Source records:
◆ ◆ ◆ ◆

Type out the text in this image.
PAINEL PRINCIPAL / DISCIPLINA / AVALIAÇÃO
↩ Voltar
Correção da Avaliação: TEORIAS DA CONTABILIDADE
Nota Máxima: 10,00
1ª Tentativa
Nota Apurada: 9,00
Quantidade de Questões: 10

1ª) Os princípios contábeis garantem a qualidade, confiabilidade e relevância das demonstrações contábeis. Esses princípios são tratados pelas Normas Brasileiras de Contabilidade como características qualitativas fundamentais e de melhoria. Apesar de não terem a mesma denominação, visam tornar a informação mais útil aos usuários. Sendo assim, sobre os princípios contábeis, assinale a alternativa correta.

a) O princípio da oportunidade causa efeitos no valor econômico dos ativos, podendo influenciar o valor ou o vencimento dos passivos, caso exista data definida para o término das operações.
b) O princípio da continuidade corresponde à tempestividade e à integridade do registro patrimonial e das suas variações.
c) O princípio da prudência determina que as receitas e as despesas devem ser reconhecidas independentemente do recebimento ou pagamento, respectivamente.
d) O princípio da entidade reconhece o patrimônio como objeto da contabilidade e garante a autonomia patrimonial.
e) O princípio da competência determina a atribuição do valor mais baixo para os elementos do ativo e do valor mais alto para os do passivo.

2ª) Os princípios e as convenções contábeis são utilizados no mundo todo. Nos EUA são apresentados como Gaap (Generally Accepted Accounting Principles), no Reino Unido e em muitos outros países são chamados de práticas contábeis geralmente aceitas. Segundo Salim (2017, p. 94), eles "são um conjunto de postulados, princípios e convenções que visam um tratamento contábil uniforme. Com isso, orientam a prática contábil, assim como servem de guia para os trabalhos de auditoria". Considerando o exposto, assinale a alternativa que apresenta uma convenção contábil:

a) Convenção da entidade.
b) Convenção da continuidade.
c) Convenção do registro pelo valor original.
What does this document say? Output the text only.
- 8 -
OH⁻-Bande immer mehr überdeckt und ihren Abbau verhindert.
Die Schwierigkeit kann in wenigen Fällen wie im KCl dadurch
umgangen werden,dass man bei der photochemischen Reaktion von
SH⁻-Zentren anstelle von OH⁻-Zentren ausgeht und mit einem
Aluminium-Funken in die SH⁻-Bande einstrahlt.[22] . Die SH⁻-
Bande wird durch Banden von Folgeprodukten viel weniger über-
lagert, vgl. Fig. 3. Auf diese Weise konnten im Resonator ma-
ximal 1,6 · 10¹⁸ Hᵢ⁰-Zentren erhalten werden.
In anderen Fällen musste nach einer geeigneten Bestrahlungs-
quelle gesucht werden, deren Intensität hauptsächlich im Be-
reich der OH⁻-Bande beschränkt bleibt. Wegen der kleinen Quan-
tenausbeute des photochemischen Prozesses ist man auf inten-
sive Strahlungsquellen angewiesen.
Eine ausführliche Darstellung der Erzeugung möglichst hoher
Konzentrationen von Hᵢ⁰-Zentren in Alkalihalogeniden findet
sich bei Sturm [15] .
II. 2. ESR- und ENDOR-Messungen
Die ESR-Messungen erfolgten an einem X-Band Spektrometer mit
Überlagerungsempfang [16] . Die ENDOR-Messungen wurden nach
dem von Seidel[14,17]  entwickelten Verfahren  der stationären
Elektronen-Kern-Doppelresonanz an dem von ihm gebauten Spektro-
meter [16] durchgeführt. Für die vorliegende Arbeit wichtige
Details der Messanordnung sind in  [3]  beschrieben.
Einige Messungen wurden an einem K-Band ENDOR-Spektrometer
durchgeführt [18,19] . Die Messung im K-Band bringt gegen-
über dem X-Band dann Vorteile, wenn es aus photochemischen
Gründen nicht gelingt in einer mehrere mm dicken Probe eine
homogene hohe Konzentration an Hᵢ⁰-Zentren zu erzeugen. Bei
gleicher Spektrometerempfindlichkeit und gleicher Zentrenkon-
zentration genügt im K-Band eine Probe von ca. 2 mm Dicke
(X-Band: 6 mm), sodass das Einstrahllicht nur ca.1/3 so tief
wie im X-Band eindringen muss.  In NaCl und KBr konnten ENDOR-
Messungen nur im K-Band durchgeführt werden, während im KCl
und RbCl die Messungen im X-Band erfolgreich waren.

◆ ◆ ◆ ◆

**WHAT YOU WILL DO**
State how many lines include the string "determina". Give no other information.

**SOLUTION FOR THIS TASK**
2